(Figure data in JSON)
....

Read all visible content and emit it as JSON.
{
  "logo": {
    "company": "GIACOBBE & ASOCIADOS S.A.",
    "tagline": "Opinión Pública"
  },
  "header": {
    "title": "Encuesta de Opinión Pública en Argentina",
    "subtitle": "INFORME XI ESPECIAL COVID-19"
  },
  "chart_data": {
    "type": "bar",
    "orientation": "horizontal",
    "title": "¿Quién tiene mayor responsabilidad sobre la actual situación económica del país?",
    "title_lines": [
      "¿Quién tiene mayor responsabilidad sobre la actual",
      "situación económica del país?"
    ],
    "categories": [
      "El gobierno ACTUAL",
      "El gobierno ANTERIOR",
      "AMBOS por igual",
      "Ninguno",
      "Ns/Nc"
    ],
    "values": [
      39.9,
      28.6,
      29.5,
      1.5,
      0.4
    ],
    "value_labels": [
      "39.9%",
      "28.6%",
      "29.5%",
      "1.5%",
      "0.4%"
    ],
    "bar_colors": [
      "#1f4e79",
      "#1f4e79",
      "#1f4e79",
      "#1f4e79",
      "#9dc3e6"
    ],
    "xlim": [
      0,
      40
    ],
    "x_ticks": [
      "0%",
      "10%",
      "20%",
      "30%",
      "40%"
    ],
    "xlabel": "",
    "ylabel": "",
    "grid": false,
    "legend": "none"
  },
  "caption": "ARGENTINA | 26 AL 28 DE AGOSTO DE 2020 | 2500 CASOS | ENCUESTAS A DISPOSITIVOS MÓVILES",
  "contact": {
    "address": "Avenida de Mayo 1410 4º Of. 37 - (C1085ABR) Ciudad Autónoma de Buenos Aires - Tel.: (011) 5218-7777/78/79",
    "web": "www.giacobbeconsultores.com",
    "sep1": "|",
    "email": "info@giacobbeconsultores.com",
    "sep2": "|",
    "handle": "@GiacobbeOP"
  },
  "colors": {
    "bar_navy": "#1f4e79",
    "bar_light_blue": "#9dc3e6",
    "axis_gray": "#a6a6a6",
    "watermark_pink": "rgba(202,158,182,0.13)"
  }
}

....

From the listing above, extract every line exactly as it stands.

### Exercise answer
Read all visible content and emit it as JSON.
{
  "logo": {
    "company": "GIACOBBE & ASOCIADOS S.A.",
    "tagline": "Opinión Pública"
  },
  "header": {
    "title": "Encuesta de Opinión Pública en Argentina",
    "subtitle": "INFORME XI ESPECIAL COVID-19"
  },
  "chart_data": {
    "type": "bar",
    "orientation": "horizontal",
    "title": "¿Quién tiene mayor responsabilidad sobre la actual situación económica del país?",
    "title_lines": [
      "¿Quién tiene mayor responsabilidad sobre la actual",
      "situación económica del país?"
    ],
    "categories": [
      "El gobierno ACTUAL",
      "El gobierno ANTERIOR",
      "AMBOS por igual",
      "Ninguno",
      "Ns/Nc"
    ],
    "values": [
      39.9,
      28.6,
      29.5,
      1.5,
      0.4
    ],
    "value_labels": [
      "39.9%",
      "28.6%",
      "29.5%",
      "1.5%",
      "0.4%"
    ],
    "bar_colors": [
      "#1f4e79",
      "#1f4e79",
      "#1f4e79",
      "#1f4e79",
      "#9dc3e6"
    ],
    "xlim": [
      0,
      40
    ],
    "x_ticks": [
      "0%",
      "10%",
      "20%",
      "30%",
      "40%"
    ],
    "xlabel": "",
    "ylabel": "",
    "grid": false,
    "legend": "none"
  },
  "caption": "ARGENTINA | 26 AL 28 DE AGOSTO DE 2020 | 2500 CASOS | ENCUESTAS A DISPOSITIVOS MÓVILES",
  "contact": {
    "address": "Avenida de Mayo 1410 4º Of. 37 - (C1085ABR) Ciudad Autónoma de Buenos Aires - Tel.: (011) 5218-7777/78/79",
    "web": "www.giacobbeconsultores.com",
    "sep1": "|",
    "email": "info@giacobbeconsultores.com",
    "sep2": "|",
    "handle": "@GiacobbeOP"
  },
  "colors": {
    "bar_navy": "#1f4e79",
    "bar_light_blue": "#9dc3e6",
    "axis_gray": "#a6a6a6",
    "watermark_pink": "rgba(202,158,182,0.13)"
  }
}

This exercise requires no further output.